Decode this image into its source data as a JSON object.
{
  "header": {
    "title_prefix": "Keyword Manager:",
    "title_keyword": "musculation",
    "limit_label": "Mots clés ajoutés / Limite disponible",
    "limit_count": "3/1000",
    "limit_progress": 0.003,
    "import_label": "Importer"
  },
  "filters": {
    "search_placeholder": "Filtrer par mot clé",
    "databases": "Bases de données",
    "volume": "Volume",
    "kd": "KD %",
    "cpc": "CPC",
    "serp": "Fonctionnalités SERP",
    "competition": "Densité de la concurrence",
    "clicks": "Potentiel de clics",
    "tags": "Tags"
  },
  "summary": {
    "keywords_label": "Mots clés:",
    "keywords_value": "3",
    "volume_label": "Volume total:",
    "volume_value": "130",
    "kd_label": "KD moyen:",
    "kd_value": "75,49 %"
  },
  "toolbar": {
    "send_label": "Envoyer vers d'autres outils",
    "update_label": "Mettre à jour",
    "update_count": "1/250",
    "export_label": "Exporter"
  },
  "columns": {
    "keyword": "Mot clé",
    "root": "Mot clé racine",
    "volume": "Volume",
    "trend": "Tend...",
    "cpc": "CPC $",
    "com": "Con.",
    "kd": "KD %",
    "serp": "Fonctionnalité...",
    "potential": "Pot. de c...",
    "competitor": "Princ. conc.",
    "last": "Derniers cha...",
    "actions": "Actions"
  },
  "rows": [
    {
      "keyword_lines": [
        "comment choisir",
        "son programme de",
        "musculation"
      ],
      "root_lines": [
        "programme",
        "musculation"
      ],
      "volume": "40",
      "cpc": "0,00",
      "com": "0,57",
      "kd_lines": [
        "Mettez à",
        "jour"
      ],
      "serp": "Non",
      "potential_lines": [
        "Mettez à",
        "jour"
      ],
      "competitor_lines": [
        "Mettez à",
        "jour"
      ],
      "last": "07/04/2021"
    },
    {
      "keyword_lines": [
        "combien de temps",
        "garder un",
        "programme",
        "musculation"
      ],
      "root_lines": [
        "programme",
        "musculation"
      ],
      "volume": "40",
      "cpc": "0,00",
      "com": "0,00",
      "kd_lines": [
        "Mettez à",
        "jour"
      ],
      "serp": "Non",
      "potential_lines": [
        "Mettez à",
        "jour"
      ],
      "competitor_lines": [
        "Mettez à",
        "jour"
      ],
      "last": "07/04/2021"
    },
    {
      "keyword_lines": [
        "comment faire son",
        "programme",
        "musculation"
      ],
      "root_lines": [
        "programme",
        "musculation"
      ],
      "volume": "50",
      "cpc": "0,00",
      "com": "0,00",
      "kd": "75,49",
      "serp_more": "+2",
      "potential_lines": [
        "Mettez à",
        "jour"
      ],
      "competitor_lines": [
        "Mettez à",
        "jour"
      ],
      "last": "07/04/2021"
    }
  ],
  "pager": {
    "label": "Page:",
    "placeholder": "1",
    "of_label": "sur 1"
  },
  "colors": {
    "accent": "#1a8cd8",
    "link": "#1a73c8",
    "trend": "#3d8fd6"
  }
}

□ □ □ □ □ □ □

◆ **WORK TO COMPLETE**:
Give nothing but the number of lines containing the string "clés".

◆ **CORRECT RESPONSE**:
2